▶ _THE TASK_:
Quote every line as given.

▶ _EXTRACTED MATERIAL_:
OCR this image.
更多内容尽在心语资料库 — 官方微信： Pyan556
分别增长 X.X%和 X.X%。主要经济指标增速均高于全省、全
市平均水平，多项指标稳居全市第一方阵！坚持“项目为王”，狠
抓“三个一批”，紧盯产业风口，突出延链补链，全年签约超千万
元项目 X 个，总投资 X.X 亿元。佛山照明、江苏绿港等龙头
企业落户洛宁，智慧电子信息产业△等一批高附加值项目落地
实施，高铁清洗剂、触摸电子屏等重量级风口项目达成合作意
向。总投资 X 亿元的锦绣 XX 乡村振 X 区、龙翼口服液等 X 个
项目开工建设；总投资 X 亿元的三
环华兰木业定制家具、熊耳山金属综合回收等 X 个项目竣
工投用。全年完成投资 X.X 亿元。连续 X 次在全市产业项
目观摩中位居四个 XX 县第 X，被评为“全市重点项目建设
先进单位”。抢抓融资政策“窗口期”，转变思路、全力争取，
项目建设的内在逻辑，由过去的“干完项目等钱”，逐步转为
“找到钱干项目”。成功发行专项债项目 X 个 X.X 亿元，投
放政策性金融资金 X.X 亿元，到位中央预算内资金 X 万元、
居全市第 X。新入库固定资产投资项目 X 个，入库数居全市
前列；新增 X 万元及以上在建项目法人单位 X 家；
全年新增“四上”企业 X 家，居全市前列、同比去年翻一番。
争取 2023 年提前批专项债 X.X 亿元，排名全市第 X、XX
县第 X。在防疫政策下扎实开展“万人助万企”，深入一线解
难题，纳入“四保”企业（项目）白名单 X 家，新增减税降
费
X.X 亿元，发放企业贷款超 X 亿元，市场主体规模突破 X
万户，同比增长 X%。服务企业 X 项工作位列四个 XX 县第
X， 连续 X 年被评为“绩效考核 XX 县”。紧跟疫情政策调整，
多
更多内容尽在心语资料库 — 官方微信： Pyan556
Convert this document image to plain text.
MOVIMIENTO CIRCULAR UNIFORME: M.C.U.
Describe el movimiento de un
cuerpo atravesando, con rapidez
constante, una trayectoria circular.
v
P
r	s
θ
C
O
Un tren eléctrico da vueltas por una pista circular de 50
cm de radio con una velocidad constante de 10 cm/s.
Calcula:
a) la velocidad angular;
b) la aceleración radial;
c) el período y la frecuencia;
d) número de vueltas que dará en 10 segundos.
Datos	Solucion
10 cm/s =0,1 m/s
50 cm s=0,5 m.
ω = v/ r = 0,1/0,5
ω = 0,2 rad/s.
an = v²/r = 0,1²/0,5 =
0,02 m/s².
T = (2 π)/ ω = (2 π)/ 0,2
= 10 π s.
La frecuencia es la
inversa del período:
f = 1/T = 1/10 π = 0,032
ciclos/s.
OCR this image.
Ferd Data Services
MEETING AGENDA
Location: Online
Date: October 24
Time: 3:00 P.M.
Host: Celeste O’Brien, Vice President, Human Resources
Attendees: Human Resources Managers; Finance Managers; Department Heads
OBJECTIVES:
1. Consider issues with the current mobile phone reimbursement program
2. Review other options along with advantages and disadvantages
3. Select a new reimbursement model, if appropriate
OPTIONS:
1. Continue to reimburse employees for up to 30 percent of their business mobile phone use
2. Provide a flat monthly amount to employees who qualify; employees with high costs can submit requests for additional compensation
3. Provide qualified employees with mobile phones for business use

▶ _TASK SOLUTION_:
OCR this image.
更多内容尽在心语资料库 — 官方微信： Pyan556
分别增长 X.X%和 X.X%。主要经济指标增速均高于全省、全
市平均水平，多项指标稳居全市第一方阵！坚持“项目为王”，狠
抓“三个一批”，紧盯产业风口，突出延链补链，全年签约超千万
元项目 X 个，总投资 X.X 亿元。佛山照明、江苏绿港等龙头
企业落户洛宁，智慧电子信息产业△等一批高附加值项目落地
实施，高铁清洗剂、触摸电子屏等重量级风口项目达成合作意
向。总投资 X 亿元的锦绣 XX 乡村振 X 区、龙翼口服液等 X 个
项目开工建设；总投资 X 亿元的三
环华兰木业定制家具、熊耳山金属综合回收等 X 个项目竣
工投用。全年完成投资 X.X 亿元。连续 X 次在全市产业项
目观摩中位居四个 XX 县第 X，被评为“全市重点项目建设
先进单位”。抢抓融资政策“窗口期”，转变思路、全力争取，
项目建设的内在逻辑，由过去的“干完项目等钱”，逐步转为
“找到钱干项目”。成功发行专项债项目 X 个 X.X 亿元，投
放政策性金融资金 X.X 亿元，到位中央预算内资金 X 万元、
居全市第 X。新入库固定资产投资项目 X 个，入库数居全市
前列；新增 X 万元及以上在建项目法人单位 X 家；
全年新增“四上”企业 X 家，居全市前列、同比去年翻一番。
争取 2023 年提前批专项债 X.X 亿元，排名全市第 X、XX
县第 X。在防疫政策下扎实开展“万人助万企”，深入一线解
难题，纳入“四保”企业（项目）白名单 X 家，新增减税降
费
X.X 亿元，发放企业贷款超 X 亿元，市场主体规模突破 X
万户，同比增长 X%。服务企业 X 项工作位列四个 XX 县第
X， 连续 X 年被评为“绩效考核 XX 县”。紧跟疫情政策调整，
多
更多内容尽在心语资料库 — 官方微信： Pyan556
Convert this document image to plain text.
MOVIMIENTO CIRCULAR UNIFORME: M.C.U.
Describe el movimiento de un
cuerpo atravesando, con rapidez
constante, una trayectoria circular.
v
P
r	s
θ
C
O
Un tren eléctrico da vueltas por una pista circular de 50
cm de radio con una velocidad constante de 10 cm/s.
Calcula:
a) la velocidad angular;
b) la aceleración radial;
c) el período y la frecuencia;
d) número de vueltas que dará en 10 segundos.
Datos	Solucion
10 cm/s =0,1 m/s
50 cm s=0,5 m.
ω = v/ r = 0,1/0,5
ω = 0,2 rad/s.
an = v²/r = 0,1²/0,5 =
0,02 m/s².
T = (2 π)/ ω = (2 π)/ 0,2
= 10 π s.
La frecuencia es la
inversa del período:
f = 1/T = 1/10 π = 0,032
ciclos/s.
OCR this image.
Ferd Data Services
MEETING AGENDA
Location: Online
Date: October 24
Time: 3:00 P.M.
Host: Celeste O’Brien, Vice President, Human Resources
Attendees: Human Resources Managers; Finance Managers; Department Heads
OBJECTIVES:
1. Consider issues with the current mobile phone reimbursement program
2. Review other options along with advantages and disadvantages
3. Select a new reimbursement model, if appropriate
OPTIONS:
1. Continue to reimburse employees for up to 30 percent of their business mobile phone use
2. Provide a flat monthly amount to employees who qualify; employees with high costs can submit requests for additional compensation
3. Provide qualified employees with mobile phones for business use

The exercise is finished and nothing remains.